Stored items:
══════

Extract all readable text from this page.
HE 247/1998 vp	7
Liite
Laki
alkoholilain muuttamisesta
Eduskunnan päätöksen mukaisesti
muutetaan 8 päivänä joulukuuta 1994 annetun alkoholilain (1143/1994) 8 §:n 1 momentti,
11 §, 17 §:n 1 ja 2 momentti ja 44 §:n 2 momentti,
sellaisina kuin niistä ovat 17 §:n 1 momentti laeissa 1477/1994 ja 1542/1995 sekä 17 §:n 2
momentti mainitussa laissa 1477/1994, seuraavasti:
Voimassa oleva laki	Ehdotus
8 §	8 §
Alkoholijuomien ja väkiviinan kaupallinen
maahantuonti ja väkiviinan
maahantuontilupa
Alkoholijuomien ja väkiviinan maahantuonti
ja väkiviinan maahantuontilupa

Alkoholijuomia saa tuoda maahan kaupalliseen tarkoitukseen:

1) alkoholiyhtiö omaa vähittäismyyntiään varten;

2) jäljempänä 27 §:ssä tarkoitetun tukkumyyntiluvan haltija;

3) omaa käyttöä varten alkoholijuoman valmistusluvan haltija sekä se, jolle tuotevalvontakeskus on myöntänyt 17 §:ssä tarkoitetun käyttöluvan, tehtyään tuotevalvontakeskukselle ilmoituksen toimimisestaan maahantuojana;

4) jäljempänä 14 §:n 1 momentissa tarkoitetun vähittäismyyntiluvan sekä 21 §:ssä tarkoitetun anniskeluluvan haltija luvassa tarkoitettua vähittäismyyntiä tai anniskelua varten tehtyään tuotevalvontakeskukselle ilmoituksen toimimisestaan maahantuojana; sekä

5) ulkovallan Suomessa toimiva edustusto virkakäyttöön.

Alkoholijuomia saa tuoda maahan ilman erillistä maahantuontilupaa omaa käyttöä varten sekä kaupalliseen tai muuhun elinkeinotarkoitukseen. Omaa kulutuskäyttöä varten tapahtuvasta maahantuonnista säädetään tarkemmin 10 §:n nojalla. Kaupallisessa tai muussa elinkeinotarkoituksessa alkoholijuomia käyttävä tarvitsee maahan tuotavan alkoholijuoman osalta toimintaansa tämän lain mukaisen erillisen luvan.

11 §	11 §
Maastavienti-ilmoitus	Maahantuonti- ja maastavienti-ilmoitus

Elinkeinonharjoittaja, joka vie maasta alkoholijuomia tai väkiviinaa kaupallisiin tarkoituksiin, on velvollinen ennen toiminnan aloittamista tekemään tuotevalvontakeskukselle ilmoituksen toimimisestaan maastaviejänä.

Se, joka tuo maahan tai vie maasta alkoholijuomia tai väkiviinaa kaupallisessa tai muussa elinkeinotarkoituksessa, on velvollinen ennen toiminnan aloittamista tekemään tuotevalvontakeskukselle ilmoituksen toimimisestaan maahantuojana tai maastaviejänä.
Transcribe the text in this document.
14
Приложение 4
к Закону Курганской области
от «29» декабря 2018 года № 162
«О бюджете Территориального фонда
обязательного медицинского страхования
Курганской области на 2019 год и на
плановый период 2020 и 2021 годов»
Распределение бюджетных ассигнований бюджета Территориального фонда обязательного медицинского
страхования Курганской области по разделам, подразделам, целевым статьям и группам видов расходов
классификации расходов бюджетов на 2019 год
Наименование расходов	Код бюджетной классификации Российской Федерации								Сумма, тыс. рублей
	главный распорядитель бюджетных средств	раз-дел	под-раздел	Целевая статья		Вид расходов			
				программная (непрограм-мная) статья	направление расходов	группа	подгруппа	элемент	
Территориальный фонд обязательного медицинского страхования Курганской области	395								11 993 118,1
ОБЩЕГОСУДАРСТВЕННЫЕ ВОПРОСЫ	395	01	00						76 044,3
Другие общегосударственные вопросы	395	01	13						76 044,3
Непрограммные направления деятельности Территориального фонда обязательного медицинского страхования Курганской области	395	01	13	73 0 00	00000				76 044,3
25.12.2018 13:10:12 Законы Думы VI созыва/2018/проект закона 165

══════

WHAT IS EXPECTED: Copy all lines from the material that include "обязательного".

EXPECTED ANSWER:
обязательного медицинского страхования
Распределение бюджетных ассигнований бюджета Территориального фонда обязательного медицинского
Территориальный фонд обязательного медицинского страхования Курганской области	395								11 993 118,1
Непрограммные направления деятельности Территориального фонда обязательного медицинского страхования Курганской области	395	01	13	73 0 00	00000				76 044,3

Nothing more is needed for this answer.